The Case of Tyriq Farid

Dark Side

The story of Tariq Farid is a fascinating tale of what happens when you do not take no for an answer.  In the episode, many people doubt his idea of selling fruit arrangements will be successful.  His dad was so worried that his idea would fail that he invited a professor over to tell him his idea had no chance of succeeding.  “If no one else does this, why do you think you will be successful” the professor asks.  Afterwards, he goes on to ask Tyriq if he has done a focus group.  Tyriq’s smart aleck response to that was, “I did do a focus group.  I brought it home and put it on the table and my mom said this is going to be big!  His mom turned out be right; there are 1300 edible arrangement franchises around the world now.  But what sacrifices Tyriq Farid have to make to pull off such a great feat?

GIVEN ENTRIES:
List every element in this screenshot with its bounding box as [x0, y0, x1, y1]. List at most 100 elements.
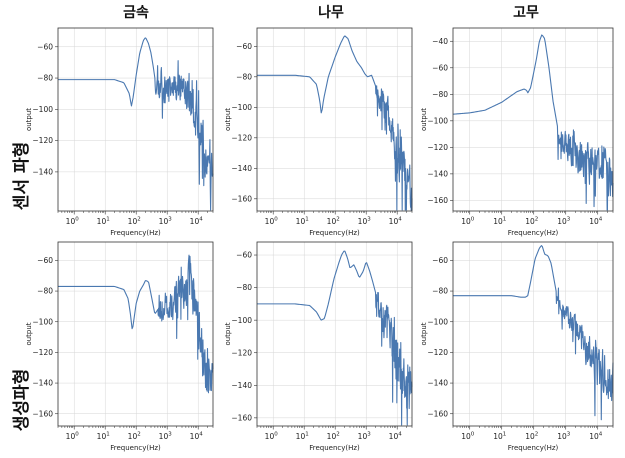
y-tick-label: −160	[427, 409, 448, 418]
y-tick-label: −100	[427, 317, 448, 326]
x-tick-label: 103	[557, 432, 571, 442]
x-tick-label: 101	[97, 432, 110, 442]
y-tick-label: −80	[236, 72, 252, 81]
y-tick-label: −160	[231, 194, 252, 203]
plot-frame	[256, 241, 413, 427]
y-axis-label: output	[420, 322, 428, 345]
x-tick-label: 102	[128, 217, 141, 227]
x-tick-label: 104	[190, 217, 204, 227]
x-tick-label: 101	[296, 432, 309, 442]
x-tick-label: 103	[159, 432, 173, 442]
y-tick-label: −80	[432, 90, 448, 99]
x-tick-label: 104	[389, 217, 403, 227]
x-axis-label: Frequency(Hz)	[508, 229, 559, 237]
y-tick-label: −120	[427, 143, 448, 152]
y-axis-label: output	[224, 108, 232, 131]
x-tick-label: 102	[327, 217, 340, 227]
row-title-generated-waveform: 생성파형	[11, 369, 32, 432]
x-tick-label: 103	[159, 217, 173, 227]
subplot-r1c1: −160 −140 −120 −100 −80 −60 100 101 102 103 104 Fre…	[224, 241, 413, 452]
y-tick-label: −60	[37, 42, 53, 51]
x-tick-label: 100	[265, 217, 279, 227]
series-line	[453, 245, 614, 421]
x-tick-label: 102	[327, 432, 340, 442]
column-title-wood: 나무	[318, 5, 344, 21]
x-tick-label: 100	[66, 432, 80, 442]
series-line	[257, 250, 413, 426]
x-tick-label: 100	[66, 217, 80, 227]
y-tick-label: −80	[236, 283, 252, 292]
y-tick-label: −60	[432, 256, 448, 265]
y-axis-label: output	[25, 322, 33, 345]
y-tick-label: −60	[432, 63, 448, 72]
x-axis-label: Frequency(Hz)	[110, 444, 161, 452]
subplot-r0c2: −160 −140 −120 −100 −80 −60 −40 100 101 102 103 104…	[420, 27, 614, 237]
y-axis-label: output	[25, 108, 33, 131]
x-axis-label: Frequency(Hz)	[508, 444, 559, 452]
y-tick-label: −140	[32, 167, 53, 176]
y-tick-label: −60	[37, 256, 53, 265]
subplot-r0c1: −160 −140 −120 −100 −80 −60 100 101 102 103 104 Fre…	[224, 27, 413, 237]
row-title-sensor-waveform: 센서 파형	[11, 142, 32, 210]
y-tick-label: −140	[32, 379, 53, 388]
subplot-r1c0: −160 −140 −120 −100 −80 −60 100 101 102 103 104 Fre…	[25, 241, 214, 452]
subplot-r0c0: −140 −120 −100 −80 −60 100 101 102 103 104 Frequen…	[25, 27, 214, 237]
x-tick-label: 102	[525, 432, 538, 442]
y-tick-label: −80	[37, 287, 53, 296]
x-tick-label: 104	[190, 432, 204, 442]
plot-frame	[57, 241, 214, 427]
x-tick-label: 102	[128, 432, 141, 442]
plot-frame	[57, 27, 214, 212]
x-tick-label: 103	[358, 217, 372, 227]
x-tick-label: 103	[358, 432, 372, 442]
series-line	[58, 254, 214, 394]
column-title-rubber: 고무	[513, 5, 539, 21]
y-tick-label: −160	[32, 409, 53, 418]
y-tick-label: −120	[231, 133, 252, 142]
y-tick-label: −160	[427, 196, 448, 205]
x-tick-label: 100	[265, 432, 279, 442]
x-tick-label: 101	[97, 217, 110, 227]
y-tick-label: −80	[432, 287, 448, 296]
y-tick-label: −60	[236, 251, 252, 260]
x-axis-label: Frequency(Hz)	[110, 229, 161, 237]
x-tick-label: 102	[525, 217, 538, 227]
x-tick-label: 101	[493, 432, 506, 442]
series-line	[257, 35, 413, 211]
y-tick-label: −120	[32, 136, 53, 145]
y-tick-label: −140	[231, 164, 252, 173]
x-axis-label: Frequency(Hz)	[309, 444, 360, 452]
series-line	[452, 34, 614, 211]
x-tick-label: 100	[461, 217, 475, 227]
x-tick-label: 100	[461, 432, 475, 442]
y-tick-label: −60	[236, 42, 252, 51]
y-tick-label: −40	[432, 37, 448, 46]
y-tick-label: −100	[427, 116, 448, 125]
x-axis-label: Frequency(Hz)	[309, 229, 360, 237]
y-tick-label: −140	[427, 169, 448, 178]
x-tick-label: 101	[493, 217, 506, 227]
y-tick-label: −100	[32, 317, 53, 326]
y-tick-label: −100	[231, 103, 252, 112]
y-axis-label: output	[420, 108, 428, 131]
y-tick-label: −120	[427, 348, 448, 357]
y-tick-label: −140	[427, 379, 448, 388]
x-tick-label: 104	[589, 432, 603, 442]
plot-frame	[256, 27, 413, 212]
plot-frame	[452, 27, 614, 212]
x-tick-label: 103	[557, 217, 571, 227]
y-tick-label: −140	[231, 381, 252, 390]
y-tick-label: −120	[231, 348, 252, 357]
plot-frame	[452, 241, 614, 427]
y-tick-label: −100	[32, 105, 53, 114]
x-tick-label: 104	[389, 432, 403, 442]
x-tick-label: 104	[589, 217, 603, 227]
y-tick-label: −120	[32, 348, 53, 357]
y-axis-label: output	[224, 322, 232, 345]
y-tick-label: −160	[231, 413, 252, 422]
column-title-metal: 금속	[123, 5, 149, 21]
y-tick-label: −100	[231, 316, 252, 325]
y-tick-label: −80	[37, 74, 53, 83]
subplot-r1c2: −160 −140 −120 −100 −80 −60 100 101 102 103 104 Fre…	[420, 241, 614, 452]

DIRECTION 1:
Can you duplicate the stretch of the passage on Tariq Farid from "The story of" through "a great feat?"?
DIRECTION 2:
Do these statements agree with the passage on Tariq Farid? Answer yes or no for each, quoting the deciding words.
(a) Farid's father brought in a professor to argue against the idea.
(b) There are now 1300 edible arrangement franchises worldwide.
(c) Farid's mother doubted that the idea would succeed.
DIRECTION 3:
How would the passage on Tariq Farid go on after its final sentence?

TASK RESPONSE 1:
The story of Tariq Farid is a fascinating tale of what happens when you do not take no for an answer.  In the episode, many people doubt his idea of selling fruit arrangements will be successful.  His dad was so worried that his idea would fail that he invited a professor over to tell him his idea had no chance of succeeding.  “If no one else does this, why do you think you will be successful” the professor asks.  Afterwards, he goes on to ask Tyriq if he has done a focus group.  Tyriq’s smart aleck response to that was, “I did do a focus group.  I brought it home and put it on the table and my mom said this is going to be big!  His mom turned out be right; there are 1300 edible arrangement franchises around the world now.  But what sacrifices Tyriq Farid have to make to pull off such a great feat?

TASK RESPONSE 2:
(a) Yes: "His dad was so worried that his idea would fail that he invited a professor over to tell him his idea had no chance of succeeding."
(b) Yes: "there are 1300 edible arrangement franchises around the world now."
(c) No: "my mom said this is going to be big!"

TASK RESPONSE 3:
Price Paid for Success

Before Tyriq Fard allowed outside investors to get involved, he did most of the work himself.  Just how hard did Tyriq work?  Guy Raz asks him, “You working just like a dog?”  “I think dogs even get a break.” was Tyriq’s response.  To achieve greatness, Tyriq had to sacrifice a lot of family time and his first marriage ended up in divorce.  He informs the audience that there was a very heavy price to be paid for his success.  As you may know, the busiest time for Edible Arrangements is around the holidays.  So when people were taking off, he was working harder.  In retrospect, Tyriq wishes that he spent more time with his children because they did not care if he was rich or poor.  They just wanted quality time with their father!

Is It Worth It?

 

If I knew then, what I know now all the pain that I would go through…that my family would go through. Was it really worth it?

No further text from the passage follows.